PROBLEM DESCRIPTION:
Show every line in the records below that contains the word "screenshot".
— begin —
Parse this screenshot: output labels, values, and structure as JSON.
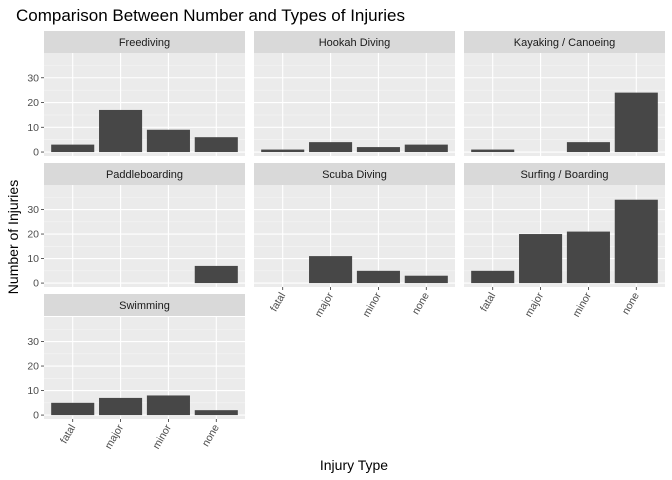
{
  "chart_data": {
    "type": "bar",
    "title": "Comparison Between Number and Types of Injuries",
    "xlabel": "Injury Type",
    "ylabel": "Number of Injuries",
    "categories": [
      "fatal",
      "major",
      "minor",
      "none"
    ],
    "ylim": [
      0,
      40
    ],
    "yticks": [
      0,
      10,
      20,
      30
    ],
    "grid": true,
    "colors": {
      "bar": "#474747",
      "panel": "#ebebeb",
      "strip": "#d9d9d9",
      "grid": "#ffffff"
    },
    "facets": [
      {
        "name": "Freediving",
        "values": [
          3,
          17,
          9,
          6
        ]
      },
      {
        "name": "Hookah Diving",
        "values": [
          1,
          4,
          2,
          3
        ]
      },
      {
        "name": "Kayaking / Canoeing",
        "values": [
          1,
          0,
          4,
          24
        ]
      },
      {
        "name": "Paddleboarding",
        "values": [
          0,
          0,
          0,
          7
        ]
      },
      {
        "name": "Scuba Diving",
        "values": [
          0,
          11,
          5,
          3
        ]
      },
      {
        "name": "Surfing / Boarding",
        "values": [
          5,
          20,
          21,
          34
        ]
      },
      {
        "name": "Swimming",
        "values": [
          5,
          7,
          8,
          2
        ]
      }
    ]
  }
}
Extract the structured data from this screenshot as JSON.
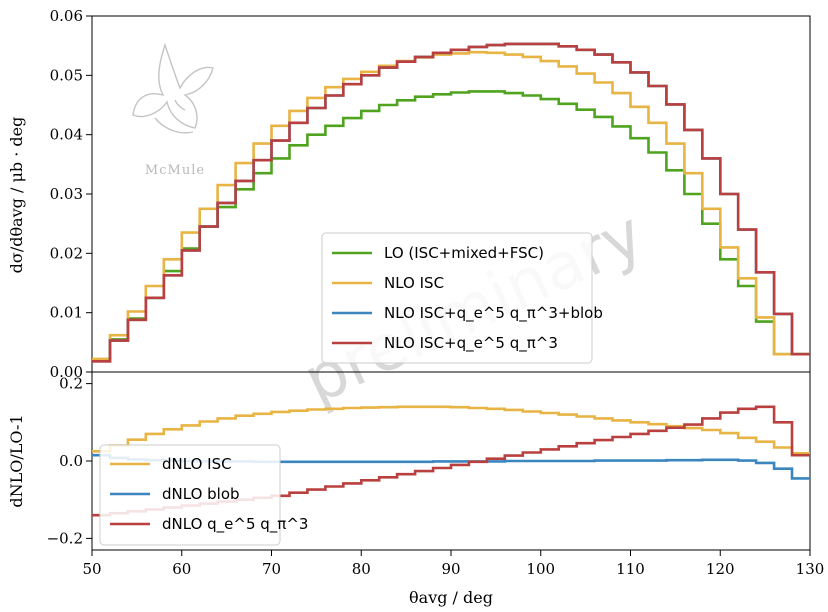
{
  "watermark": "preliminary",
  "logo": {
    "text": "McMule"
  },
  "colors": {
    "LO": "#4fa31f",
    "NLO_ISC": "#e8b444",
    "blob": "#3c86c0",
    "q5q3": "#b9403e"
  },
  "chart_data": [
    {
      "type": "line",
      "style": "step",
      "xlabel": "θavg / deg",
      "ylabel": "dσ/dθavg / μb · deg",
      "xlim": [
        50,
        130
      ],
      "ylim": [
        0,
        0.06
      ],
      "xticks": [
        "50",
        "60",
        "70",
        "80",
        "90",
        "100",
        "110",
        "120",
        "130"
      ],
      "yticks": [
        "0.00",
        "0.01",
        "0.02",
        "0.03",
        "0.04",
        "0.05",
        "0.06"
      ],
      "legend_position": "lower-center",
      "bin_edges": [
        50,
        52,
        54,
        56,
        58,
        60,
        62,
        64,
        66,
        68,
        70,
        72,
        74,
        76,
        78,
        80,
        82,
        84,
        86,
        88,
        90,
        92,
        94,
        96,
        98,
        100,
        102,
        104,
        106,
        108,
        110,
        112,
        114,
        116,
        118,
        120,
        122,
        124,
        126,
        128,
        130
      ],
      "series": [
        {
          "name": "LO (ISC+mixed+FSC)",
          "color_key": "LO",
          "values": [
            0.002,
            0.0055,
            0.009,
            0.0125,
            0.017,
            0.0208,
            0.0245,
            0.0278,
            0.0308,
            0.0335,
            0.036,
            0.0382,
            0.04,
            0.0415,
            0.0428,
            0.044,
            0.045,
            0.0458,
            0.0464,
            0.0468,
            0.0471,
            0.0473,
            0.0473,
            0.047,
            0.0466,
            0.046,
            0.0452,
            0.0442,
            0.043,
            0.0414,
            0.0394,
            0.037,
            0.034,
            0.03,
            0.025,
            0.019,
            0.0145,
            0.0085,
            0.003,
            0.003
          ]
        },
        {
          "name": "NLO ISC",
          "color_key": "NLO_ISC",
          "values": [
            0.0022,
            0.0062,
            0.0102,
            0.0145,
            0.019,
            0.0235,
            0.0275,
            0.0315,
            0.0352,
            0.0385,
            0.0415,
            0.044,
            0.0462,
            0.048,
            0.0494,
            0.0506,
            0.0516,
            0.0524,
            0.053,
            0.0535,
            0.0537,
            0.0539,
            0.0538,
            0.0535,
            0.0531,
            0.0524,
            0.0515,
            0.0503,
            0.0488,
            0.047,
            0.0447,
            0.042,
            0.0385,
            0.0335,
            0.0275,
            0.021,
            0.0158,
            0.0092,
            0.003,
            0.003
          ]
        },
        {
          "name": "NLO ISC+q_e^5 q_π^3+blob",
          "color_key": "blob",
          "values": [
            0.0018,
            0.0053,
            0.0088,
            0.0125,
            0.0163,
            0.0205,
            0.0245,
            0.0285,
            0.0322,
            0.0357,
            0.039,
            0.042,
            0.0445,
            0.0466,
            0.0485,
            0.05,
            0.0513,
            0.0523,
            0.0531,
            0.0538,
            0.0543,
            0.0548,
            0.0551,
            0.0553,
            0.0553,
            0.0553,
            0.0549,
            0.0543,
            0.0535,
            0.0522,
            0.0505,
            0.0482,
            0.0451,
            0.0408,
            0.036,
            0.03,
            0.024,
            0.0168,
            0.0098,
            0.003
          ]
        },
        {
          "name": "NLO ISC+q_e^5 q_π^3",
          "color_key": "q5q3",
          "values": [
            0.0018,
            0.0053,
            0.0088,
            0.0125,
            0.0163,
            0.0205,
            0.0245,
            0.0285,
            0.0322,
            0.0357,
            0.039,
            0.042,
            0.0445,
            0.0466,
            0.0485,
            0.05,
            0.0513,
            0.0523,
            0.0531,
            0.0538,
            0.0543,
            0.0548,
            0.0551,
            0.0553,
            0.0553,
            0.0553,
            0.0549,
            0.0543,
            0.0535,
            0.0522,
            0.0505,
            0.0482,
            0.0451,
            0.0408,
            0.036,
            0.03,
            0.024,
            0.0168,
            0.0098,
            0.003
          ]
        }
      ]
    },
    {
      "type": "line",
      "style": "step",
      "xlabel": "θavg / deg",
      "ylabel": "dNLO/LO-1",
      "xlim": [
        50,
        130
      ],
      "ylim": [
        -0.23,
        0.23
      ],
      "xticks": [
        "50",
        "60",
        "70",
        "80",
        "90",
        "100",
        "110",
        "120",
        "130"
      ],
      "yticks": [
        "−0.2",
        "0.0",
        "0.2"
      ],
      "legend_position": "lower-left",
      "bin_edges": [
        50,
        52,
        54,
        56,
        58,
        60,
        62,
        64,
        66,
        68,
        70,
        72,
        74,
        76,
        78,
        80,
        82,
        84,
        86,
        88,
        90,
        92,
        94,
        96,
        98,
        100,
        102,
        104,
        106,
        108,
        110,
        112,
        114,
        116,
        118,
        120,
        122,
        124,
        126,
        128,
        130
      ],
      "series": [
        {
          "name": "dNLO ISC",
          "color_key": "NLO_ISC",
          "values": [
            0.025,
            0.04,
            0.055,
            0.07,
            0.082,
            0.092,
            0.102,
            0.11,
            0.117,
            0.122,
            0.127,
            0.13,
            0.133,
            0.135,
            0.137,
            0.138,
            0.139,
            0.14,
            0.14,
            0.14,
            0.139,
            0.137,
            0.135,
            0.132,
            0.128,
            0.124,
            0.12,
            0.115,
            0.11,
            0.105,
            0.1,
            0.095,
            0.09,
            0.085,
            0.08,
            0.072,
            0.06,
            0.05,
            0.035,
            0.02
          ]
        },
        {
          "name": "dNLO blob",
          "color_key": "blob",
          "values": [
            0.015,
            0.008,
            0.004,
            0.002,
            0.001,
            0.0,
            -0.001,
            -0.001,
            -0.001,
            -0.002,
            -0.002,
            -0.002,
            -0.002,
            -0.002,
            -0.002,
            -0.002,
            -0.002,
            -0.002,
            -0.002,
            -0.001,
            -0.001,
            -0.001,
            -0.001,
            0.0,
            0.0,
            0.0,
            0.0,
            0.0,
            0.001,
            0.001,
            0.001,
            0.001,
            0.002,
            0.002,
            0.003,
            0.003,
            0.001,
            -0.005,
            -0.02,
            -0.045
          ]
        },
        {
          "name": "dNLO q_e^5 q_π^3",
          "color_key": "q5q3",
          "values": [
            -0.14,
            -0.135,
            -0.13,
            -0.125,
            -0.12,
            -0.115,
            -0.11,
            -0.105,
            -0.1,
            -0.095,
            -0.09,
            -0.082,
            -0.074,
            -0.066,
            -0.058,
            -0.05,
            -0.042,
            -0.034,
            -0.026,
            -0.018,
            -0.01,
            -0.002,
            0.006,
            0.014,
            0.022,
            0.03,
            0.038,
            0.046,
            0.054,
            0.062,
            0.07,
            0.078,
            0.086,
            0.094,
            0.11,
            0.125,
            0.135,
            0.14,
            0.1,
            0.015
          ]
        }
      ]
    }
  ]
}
— end —
— begin —
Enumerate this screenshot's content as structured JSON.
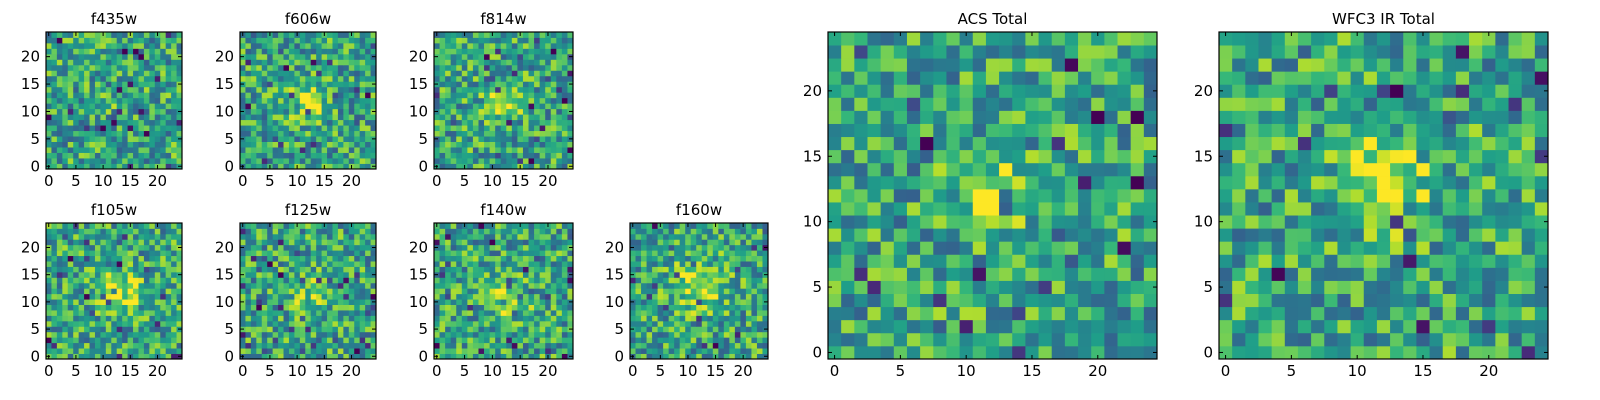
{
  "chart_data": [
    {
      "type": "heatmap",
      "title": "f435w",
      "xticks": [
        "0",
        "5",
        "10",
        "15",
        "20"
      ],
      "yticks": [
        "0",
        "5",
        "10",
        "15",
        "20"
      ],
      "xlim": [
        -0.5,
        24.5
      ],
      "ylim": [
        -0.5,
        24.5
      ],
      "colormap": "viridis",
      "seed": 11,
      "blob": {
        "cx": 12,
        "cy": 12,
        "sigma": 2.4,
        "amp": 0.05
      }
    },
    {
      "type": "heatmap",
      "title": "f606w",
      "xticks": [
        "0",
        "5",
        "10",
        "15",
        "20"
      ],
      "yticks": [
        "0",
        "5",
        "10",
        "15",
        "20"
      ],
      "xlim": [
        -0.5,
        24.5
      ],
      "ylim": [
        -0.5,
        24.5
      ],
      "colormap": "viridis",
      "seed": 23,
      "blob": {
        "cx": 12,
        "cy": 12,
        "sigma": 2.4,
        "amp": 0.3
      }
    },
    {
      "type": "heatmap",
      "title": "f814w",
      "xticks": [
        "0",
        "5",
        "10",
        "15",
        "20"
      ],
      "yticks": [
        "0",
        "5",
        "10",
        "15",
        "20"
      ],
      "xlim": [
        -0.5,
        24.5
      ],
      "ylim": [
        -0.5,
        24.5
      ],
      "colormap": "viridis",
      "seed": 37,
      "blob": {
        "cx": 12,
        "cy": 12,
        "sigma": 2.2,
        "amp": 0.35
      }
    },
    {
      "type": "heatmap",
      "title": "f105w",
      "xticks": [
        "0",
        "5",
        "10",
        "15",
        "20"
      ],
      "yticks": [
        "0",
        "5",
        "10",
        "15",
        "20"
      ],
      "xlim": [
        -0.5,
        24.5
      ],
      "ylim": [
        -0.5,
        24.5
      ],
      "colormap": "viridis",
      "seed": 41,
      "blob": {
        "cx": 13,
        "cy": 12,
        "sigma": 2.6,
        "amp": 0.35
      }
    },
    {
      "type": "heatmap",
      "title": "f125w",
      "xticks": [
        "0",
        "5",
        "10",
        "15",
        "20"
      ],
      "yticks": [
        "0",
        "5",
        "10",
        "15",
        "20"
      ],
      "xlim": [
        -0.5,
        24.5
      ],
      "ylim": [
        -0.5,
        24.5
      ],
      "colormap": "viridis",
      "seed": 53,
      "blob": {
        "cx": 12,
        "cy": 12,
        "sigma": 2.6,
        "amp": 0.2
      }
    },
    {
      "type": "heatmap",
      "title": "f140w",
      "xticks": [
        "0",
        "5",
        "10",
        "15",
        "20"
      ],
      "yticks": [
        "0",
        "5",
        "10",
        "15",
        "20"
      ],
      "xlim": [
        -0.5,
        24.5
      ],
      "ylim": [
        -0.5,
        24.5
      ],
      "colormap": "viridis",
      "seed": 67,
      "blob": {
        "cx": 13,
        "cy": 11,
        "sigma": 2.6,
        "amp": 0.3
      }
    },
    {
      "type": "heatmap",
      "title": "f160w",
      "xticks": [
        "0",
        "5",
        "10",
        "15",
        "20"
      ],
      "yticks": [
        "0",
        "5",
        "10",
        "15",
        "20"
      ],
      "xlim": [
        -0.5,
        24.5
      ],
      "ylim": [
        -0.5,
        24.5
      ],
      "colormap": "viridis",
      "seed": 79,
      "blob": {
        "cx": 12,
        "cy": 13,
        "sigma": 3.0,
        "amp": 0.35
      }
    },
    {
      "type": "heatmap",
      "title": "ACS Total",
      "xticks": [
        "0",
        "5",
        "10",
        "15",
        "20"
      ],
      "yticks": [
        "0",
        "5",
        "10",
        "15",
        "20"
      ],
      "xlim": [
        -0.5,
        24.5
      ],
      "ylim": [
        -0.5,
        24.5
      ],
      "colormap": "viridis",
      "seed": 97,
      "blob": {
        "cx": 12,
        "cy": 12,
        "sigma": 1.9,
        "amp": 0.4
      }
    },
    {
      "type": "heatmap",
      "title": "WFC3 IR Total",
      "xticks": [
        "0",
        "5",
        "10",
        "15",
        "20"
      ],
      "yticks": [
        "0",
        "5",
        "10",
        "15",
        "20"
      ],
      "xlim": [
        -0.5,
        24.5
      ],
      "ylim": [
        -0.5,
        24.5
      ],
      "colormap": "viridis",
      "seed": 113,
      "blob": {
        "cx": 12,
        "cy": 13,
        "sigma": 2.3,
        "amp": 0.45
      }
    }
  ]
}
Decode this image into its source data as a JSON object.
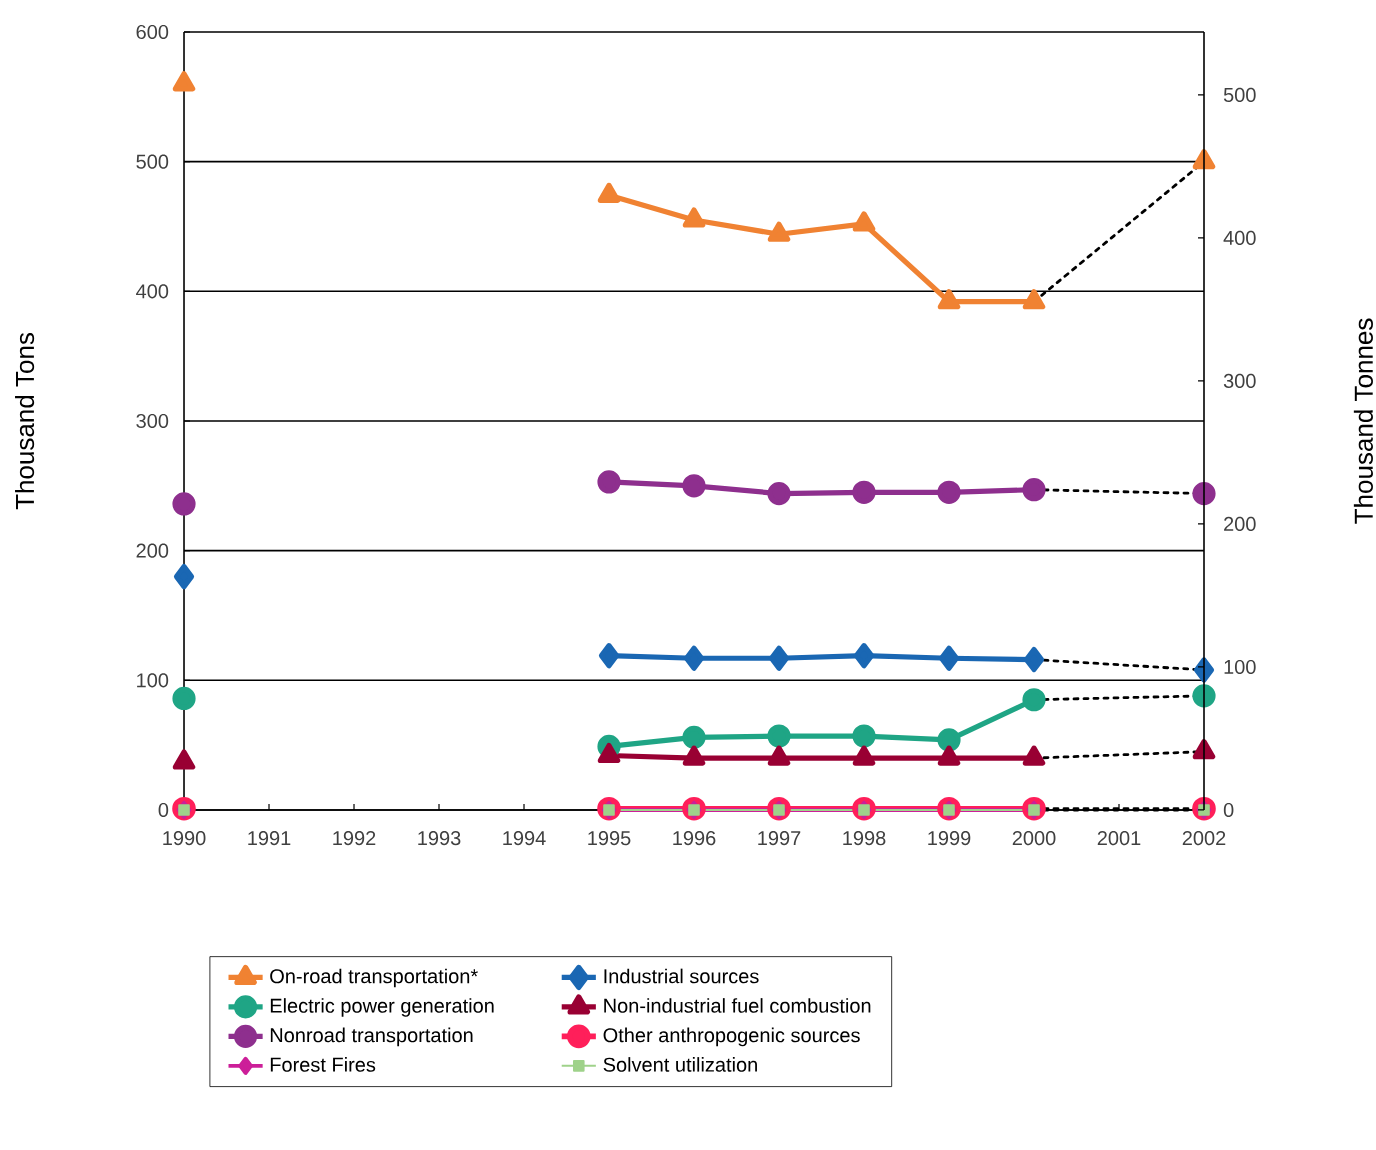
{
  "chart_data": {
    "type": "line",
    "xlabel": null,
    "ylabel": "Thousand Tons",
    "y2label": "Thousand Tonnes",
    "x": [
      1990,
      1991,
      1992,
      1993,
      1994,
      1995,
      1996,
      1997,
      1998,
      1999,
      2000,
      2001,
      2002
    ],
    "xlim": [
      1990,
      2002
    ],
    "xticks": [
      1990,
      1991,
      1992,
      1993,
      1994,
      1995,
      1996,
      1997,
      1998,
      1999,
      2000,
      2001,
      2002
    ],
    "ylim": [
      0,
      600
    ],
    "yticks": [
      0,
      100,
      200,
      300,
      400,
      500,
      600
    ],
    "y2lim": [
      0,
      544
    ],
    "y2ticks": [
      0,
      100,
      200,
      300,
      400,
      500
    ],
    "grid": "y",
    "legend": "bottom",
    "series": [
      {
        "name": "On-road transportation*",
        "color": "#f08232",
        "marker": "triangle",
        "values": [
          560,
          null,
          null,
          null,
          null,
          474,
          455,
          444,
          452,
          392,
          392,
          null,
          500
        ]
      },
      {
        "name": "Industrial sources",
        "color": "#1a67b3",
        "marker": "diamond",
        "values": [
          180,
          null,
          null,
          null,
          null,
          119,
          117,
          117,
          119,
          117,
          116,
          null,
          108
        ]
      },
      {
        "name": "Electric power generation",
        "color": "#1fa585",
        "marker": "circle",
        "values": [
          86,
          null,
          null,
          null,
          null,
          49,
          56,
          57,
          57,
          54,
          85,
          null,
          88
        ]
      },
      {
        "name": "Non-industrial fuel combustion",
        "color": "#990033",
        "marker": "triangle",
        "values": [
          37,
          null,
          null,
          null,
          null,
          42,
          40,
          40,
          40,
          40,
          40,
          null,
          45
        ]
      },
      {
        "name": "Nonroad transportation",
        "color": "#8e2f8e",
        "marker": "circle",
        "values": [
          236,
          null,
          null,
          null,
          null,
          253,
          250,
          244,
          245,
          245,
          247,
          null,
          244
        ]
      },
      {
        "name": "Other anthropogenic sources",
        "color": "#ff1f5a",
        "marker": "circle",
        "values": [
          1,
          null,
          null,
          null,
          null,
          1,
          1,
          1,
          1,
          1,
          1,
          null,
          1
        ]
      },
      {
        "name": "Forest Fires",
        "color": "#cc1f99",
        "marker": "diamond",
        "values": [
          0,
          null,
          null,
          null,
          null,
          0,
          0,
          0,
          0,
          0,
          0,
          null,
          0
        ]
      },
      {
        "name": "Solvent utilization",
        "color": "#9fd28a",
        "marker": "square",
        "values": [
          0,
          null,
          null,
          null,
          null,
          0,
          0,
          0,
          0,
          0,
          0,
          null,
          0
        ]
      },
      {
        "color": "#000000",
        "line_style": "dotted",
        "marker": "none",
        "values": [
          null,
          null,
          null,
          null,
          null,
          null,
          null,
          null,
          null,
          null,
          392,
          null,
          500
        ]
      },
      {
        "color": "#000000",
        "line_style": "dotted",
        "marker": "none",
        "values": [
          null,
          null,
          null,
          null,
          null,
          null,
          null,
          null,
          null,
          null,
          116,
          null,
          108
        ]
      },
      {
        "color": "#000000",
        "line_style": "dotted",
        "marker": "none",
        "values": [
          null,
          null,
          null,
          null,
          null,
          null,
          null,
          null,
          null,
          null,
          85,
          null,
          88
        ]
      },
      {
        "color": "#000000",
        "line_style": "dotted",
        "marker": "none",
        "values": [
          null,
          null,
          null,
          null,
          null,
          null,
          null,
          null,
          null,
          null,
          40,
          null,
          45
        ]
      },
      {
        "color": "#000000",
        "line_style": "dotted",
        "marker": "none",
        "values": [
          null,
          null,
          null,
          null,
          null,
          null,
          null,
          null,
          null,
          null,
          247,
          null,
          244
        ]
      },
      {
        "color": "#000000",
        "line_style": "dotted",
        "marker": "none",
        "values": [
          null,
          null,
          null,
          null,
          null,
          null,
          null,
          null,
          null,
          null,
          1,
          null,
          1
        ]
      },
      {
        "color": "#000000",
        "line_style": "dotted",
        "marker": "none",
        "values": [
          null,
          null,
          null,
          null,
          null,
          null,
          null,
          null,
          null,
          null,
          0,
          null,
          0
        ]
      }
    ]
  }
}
— end —
EXERCISE ANSWER:
Parse this screenshot: output labels, values, and structure as JSON.
Extract the structured data from this screenshot as JSON.
Enumerate this screenshot's content as structured JSON.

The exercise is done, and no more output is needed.